TASK STATEMENT:
Transcribe the records that follow. Keep every word exactly, and drop the pictures.

PROVIDED RECORDS:
Start

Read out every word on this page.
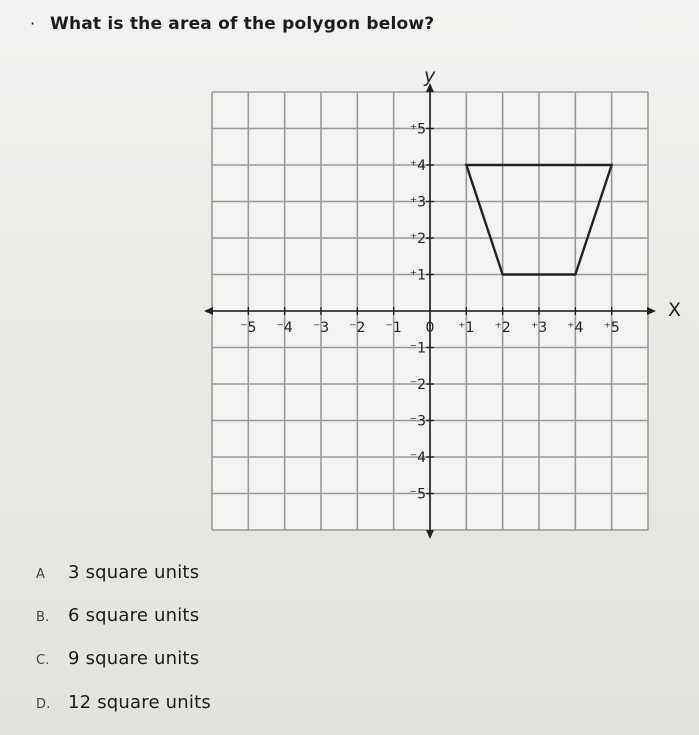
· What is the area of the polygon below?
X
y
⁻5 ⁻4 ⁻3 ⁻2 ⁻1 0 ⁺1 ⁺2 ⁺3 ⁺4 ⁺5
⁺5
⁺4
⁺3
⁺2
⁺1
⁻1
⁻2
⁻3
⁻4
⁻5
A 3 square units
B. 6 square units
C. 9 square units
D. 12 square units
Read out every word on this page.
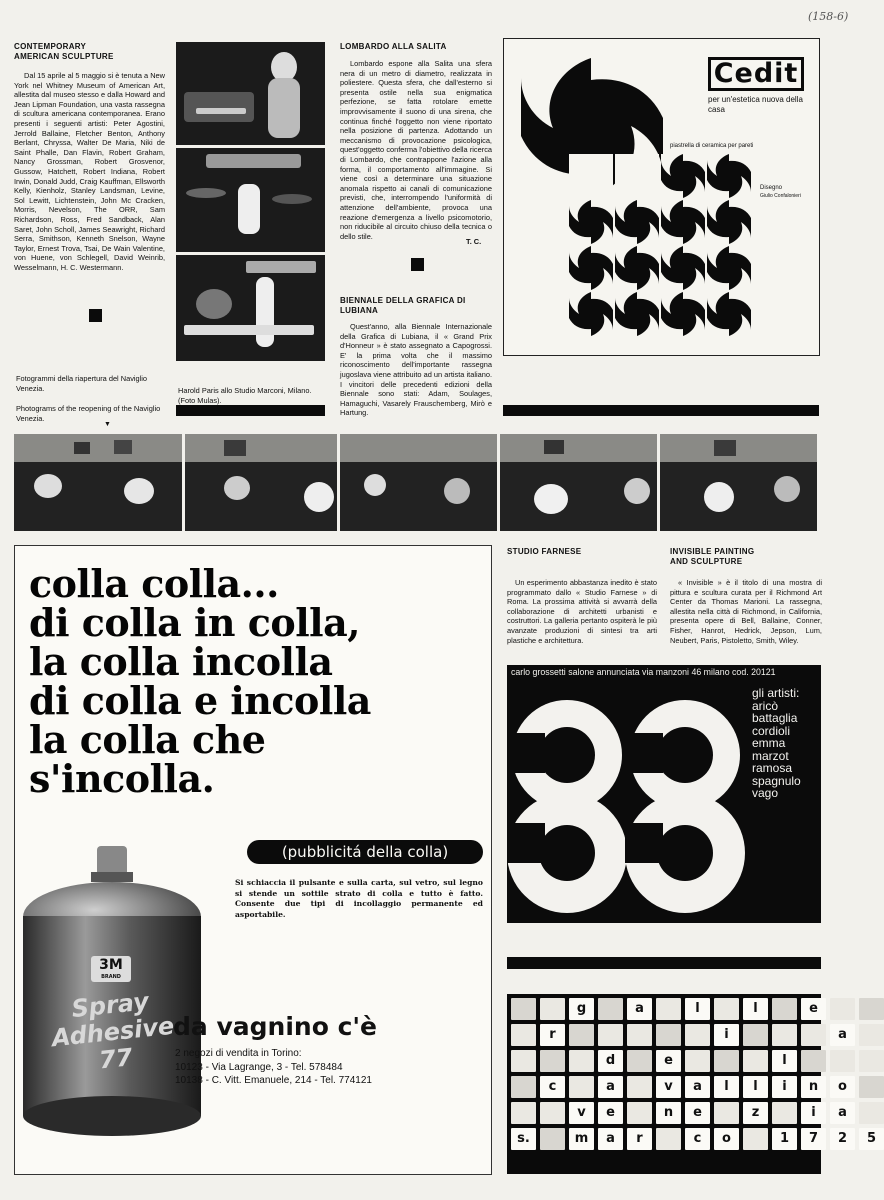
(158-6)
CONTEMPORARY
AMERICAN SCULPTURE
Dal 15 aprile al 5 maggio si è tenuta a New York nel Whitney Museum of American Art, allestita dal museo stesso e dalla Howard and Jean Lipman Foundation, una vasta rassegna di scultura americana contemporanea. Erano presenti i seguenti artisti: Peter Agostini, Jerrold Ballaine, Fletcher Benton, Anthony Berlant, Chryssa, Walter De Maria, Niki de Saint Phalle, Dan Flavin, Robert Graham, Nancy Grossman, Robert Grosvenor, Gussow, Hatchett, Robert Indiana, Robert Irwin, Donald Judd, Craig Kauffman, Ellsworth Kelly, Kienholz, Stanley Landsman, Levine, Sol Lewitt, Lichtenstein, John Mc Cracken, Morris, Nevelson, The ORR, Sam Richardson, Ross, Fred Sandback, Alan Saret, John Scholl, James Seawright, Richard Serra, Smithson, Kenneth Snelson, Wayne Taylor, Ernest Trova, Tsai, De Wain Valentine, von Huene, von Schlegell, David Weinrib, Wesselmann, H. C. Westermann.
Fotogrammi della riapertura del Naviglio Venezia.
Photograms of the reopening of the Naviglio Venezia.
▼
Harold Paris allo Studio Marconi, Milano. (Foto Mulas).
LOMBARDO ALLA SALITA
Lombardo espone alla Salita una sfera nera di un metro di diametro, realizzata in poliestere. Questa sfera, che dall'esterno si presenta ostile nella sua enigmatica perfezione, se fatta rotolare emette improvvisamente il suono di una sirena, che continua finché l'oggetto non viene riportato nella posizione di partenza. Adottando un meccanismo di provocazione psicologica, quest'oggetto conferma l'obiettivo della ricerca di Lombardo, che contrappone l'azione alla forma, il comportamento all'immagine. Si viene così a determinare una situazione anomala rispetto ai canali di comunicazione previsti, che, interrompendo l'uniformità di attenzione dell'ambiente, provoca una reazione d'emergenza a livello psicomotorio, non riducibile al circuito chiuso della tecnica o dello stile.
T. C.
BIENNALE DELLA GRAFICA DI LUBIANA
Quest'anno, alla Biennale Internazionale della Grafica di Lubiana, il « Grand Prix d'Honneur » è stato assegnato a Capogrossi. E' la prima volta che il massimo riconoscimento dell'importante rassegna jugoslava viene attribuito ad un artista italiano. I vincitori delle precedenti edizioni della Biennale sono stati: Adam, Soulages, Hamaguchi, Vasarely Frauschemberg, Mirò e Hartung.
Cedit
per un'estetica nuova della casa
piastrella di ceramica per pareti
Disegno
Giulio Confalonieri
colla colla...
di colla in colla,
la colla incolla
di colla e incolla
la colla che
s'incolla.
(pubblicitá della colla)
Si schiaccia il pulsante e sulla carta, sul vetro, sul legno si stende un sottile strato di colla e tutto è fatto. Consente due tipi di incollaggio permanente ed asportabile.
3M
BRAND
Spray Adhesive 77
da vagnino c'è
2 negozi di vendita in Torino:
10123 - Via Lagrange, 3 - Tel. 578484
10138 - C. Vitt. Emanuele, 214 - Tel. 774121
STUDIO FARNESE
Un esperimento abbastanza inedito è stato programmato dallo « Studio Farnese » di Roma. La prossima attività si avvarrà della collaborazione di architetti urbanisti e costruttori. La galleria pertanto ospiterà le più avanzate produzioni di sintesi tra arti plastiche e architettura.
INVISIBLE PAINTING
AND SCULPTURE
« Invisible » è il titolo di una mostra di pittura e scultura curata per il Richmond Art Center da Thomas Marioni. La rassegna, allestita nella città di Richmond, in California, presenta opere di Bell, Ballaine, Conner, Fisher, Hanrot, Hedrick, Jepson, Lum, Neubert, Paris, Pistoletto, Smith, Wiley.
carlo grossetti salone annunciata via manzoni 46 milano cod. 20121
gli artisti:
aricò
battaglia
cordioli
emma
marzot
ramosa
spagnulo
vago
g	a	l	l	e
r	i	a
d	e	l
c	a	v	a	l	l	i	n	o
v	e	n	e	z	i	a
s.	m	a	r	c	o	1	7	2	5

End

SOLUTION FOR THIS PROBLEM:
Read out every word on this page.
· What is the area of the polygon below?
X
y
⁻5 ⁻4 ⁻3 ⁻2 ⁻1 0 ⁺1 ⁺2 ⁺3 ⁺4 ⁺5
⁺5
⁺4
⁺3
⁺2
⁺1
⁻1
⁻2
⁻3
⁻4
⁻5
A 3 square units
B. 6 square units
C. 9 square units
D. 12 square units
Read out every word on this page.
(158-6)
CONTEMPORARY
AMERICAN SCULPTURE
Dal 15 aprile al 5 maggio si è tenuta a New York nel Whitney Museum of American Art, allestita dal museo stesso e dalla Howard and Jean Lipman Foundation, una vasta rassegna di scultura americana contemporanea. Erano presenti i seguenti artisti: Peter Agostini, Jerrold Ballaine, Fletcher Benton, Anthony Berlant, Chryssa, Walter De Maria, Niki de Saint Phalle, Dan Flavin, Robert Graham, Nancy Grossman, Robert Grosvenor, Gussow, Hatchett, Robert Indiana, Robert Irwin, Donald Judd, Craig Kauffman, Ellsworth Kelly, Kienholz, Stanley Landsman, Levine, Sol Lewitt, Lichtenstein, John Mc Cracken, Morris, Nevelson, The ORR, Sam Richardson, Ross, Fred Sandback, Alan Saret, John Scholl, James Seawright, Richard Serra, Smithson, Kenneth Snelson, Wayne Taylor, Ernest Trova, Tsai, De Wain Valentine, von Huene, von Schlegell, David Weinrib, Wesselmann, H. C. Westermann.
Fotogrammi della riapertura del Naviglio Venezia.
Photograms of the reopening of the Naviglio Venezia.
▼
Harold Paris allo Studio Marconi, Milano. (Foto Mulas).
LOMBARDO ALLA SALITA
Lombardo espone alla Salita una sfera nera di un metro di diametro, realizzata in poliestere. Questa sfera, che dall'esterno si presenta ostile nella sua enigmatica perfezione, se fatta rotolare emette improvvisamente il suono di una sirena, che continua finché l'oggetto non viene riportato nella posizione di partenza. Adottando un meccanismo di provocazione psicologica, quest'oggetto conferma l'obiettivo della ricerca di Lombardo, che contrappone l'azione alla forma, il comportamento all'immagine. Si viene così a determinare una situazione anomala rispetto ai canali di comunicazione previsti, che, interrompendo l'uniformità di attenzione dell'ambiente, provoca una reazione d'emergenza a livello psicomotorio, non riducibile al circuito chiuso della tecnica o dello stile.
T. C.
BIENNALE DELLA GRAFICA DI LUBIANA
Quest'anno, alla Biennale Internazionale della Grafica di Lubiana, il « Grand Prix d'Honneur » è stato assegnato a Capogrossi. E' la prima volta che il massimo riconoscimento dell'importante rassegna jugoslava viene attribuito ad un artista italiano. I vincitori delle precedenti edizioni della Biennale sono stati: Adam, Soulages, Hamaguchi, Vasarely Frauschemberg, Mirò e Hartung.
Cedit
per un'estetica nuova della casa
piastrella di ceramica per pareti
Disegno
Giulio Confalonieri
colla colla...
di colla in colla,
la colla incolla
di colla e incolla
la colla che
s'incolla.
(pubblicitá della colla)
Si schiaccia il pulsante e sulla carta, sul vetro, sul legno si stende un sottile strato di colla e tutto è fatto. Consente due tipi di incollaggio permanente ed asportabile.
3M
BRAND
Spray Adhesive 77
da vagnino c'è
2 negozi di vendita in Torino:
10123 - Via Lagrange, 3 - Tel. 578484
10138 - C. Vitt. Emanuele, 214 - Tel. 774121
STUDIO FARNESE
Un esperimento abbastanza inedito è stato programmato dallo « Studio Farnese » di Roma. La prossima attività si avvarrà della collaborazione di architetti urbanisti e costruttori. La galleria pertanto ospiterà le più avanzate produzioni di sintesi tra arti plastiche e architettura.
INVISIBLE PAINTING
AND SCULPTURE
« Invisible » è il titolo di una mostra di pittura e scultura curata per il Richmond Art Center da Thomas Marioni. La rassegna, allestita nella città di Richmond, in California, presenta opere di Bell, Ballaine, Conner, Fisher, Hanrot, Hedrick, Jepson, Lum, Neubert, Paris, Pistoletto, Smith, Wiley.
carlo grossetti salone annunciata via manzoni 46 milano cod. 20121
gli artisti:
aricò
battaglia
cordioli
emma
marzot
ramosa
spagnulo
vago
g	a	l	l	e
r	i	a
d	e	l
c	a	v	a	l	l	i	n	o
v	e	n	e	z	i	a
s.	m	a	r	c	o	1	7	2	5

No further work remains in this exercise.